Do this
Look through the material below. Copy every line with the string "home" in it.

---- Records for processing

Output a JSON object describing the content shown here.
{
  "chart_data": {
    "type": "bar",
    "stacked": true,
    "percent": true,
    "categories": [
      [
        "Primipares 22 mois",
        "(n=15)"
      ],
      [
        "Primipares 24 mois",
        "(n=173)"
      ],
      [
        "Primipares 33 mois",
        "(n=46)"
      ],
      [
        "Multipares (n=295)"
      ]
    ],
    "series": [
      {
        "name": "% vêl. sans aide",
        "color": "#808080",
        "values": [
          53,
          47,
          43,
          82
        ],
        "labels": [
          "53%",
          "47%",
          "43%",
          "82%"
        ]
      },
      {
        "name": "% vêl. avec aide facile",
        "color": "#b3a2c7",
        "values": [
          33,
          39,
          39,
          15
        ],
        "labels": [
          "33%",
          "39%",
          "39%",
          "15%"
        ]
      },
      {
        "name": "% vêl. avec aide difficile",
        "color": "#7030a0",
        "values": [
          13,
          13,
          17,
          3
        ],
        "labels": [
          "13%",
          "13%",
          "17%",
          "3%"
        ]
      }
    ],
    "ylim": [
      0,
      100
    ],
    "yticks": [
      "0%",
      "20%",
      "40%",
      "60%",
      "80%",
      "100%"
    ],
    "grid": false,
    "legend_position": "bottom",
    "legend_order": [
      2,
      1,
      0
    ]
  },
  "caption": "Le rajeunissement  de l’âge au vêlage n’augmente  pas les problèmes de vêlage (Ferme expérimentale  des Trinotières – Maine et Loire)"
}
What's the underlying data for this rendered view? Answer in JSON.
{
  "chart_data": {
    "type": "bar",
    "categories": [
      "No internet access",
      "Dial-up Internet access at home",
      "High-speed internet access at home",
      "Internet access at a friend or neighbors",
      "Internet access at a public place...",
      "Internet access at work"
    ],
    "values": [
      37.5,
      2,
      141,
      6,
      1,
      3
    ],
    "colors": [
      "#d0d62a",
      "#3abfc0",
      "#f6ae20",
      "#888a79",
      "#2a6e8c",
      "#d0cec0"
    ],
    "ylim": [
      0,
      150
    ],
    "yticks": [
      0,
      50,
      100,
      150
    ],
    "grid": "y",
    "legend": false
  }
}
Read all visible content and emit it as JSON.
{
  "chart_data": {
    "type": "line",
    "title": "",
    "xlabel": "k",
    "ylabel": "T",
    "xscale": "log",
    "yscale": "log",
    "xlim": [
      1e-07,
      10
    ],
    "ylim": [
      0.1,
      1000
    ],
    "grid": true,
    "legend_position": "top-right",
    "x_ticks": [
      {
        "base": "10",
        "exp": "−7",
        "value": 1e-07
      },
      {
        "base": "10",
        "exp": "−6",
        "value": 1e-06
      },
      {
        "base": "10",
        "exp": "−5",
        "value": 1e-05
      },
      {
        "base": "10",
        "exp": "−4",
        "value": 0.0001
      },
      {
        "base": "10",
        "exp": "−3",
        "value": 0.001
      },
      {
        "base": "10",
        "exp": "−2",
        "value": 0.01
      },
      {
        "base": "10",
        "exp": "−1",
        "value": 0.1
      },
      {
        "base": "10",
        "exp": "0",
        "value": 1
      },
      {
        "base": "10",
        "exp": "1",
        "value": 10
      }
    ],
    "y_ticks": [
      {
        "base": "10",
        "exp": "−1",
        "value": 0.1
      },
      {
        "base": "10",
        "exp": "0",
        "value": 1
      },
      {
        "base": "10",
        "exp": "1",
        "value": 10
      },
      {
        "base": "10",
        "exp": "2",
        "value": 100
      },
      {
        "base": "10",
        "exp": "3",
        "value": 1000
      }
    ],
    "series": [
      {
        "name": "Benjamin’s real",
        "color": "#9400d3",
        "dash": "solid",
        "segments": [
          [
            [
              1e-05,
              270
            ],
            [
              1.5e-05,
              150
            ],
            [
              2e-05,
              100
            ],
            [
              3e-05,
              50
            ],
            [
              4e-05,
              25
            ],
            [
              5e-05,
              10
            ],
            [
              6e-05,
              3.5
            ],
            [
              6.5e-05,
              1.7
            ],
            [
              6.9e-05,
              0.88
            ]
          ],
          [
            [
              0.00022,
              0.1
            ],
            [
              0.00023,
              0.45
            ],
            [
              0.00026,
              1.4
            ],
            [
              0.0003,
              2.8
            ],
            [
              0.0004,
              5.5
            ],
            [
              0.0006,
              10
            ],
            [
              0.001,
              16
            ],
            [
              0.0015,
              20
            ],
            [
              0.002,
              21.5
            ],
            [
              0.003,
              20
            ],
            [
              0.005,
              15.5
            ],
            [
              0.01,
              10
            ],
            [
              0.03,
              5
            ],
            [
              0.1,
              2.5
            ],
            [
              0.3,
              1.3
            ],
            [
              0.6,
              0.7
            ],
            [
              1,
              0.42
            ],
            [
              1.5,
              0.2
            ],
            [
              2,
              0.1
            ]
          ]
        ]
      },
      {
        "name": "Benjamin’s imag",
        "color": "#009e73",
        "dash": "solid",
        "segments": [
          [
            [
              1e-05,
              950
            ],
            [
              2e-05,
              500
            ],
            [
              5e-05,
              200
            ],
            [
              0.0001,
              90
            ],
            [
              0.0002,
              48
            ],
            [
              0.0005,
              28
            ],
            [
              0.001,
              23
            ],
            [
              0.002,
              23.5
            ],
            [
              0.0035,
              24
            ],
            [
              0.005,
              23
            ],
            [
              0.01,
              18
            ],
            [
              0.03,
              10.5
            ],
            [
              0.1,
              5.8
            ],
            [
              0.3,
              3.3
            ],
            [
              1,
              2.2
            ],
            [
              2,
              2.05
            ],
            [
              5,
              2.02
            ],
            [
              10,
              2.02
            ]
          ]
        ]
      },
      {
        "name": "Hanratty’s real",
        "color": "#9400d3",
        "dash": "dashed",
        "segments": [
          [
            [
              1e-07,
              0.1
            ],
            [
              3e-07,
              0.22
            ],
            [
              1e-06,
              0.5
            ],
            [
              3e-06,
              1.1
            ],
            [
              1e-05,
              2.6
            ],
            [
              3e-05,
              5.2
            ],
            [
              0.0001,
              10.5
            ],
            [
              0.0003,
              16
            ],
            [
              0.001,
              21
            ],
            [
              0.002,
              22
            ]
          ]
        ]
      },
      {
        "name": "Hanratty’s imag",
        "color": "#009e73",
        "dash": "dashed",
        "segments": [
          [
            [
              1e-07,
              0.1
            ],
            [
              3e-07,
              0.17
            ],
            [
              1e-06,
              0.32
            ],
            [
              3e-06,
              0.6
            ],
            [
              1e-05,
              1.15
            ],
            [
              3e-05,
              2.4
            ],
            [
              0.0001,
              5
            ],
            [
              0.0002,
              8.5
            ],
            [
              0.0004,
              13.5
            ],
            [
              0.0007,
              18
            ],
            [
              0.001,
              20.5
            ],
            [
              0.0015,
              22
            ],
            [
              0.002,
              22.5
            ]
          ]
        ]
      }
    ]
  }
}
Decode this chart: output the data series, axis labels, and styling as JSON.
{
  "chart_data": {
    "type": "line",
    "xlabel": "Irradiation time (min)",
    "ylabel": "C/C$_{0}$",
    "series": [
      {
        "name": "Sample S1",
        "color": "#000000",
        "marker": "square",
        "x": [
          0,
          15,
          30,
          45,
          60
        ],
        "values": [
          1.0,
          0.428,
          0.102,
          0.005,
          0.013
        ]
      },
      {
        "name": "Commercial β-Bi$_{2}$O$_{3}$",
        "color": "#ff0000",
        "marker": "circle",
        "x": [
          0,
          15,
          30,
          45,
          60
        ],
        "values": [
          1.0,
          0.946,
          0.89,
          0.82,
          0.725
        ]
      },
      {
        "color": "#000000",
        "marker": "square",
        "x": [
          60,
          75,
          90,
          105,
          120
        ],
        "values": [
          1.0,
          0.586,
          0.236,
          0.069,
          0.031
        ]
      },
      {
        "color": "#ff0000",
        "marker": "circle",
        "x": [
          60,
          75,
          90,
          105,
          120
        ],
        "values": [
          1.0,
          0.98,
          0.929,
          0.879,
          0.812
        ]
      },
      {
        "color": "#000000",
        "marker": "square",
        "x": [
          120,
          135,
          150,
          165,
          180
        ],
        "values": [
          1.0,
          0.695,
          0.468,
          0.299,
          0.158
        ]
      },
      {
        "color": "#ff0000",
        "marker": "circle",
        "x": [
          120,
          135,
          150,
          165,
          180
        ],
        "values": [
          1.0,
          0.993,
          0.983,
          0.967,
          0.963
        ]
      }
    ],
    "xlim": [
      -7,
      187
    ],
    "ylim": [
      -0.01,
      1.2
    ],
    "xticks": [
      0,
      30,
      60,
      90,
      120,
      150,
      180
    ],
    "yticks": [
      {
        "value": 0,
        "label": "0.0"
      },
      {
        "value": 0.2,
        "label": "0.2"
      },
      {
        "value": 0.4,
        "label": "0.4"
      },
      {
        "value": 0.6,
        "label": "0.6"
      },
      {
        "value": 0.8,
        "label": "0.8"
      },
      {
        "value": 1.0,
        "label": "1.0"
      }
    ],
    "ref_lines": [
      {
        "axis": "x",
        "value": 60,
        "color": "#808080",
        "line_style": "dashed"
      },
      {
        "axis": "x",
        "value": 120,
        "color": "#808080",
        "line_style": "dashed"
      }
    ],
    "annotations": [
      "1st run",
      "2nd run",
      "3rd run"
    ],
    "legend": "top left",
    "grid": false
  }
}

--------

Correct response
      "Dial-up Internet access at home",
      "High-speed internet access at home",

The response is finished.